(Dataset records on visual material)

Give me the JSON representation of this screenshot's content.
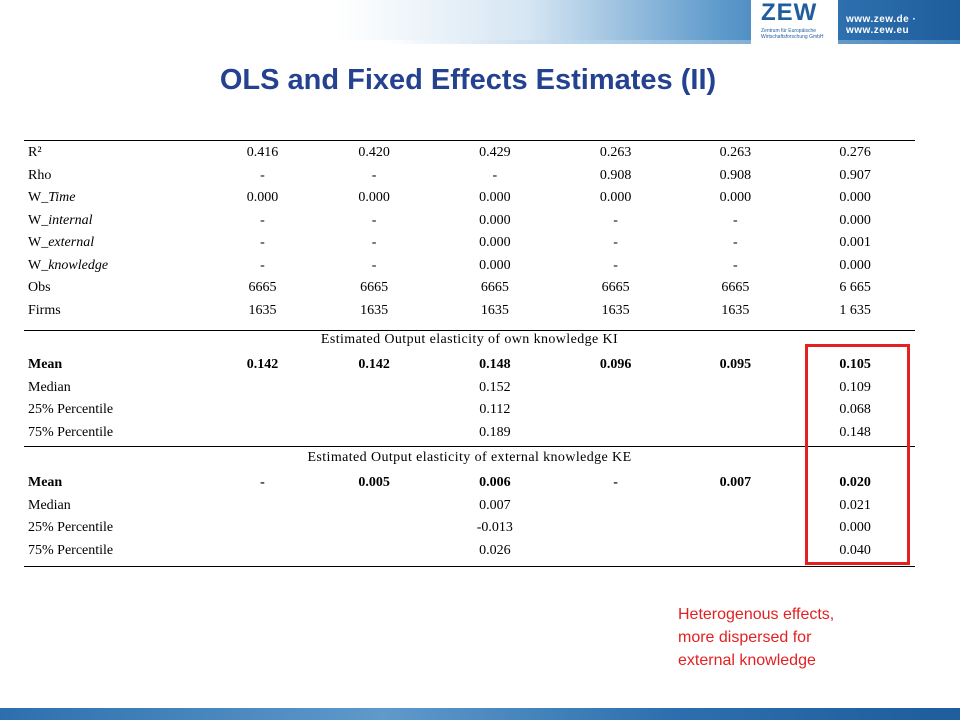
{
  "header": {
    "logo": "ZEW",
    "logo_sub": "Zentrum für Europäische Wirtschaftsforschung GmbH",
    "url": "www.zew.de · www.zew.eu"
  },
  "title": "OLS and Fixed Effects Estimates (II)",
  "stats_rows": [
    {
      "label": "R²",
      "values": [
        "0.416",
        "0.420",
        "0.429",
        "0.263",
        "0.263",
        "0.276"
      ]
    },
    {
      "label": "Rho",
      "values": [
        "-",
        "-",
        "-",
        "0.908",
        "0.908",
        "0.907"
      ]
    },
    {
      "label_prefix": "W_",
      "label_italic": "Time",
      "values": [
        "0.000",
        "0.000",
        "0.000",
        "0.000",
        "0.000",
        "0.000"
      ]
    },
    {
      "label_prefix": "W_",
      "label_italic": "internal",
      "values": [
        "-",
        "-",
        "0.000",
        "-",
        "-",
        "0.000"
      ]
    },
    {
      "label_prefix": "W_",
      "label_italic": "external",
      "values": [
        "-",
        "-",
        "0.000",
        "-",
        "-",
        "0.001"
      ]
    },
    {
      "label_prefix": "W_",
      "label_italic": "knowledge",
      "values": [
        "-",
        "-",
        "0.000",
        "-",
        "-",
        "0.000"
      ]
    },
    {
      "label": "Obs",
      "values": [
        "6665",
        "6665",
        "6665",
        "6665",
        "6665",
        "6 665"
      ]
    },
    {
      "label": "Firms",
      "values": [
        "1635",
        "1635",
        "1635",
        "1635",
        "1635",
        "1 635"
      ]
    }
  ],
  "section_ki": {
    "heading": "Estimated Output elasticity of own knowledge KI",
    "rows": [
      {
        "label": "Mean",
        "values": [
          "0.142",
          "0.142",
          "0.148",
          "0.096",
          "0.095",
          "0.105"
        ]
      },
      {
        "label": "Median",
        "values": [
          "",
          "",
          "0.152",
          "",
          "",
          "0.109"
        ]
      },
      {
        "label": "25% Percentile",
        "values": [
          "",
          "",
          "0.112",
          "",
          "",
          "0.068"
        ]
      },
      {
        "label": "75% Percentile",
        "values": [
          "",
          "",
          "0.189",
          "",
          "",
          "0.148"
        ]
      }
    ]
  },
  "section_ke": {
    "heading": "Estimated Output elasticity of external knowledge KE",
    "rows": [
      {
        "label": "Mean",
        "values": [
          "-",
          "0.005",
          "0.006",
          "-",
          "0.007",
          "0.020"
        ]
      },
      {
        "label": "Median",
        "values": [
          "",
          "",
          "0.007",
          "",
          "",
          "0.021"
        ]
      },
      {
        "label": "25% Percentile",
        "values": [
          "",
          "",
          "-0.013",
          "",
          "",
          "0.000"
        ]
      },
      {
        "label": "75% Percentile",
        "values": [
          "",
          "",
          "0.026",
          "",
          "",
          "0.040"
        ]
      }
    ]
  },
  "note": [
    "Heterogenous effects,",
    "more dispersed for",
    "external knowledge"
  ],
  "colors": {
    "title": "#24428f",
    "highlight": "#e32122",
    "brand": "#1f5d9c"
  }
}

**EXERCISE DETAILS:** Write out every line of the listing that holds the word "external".

**SOLUTION TO THIS EXERCISE:**
      "label_italic": "external",
    "heading": "Estimated Output elasticity of external knowledge KE",
    "external knowledge"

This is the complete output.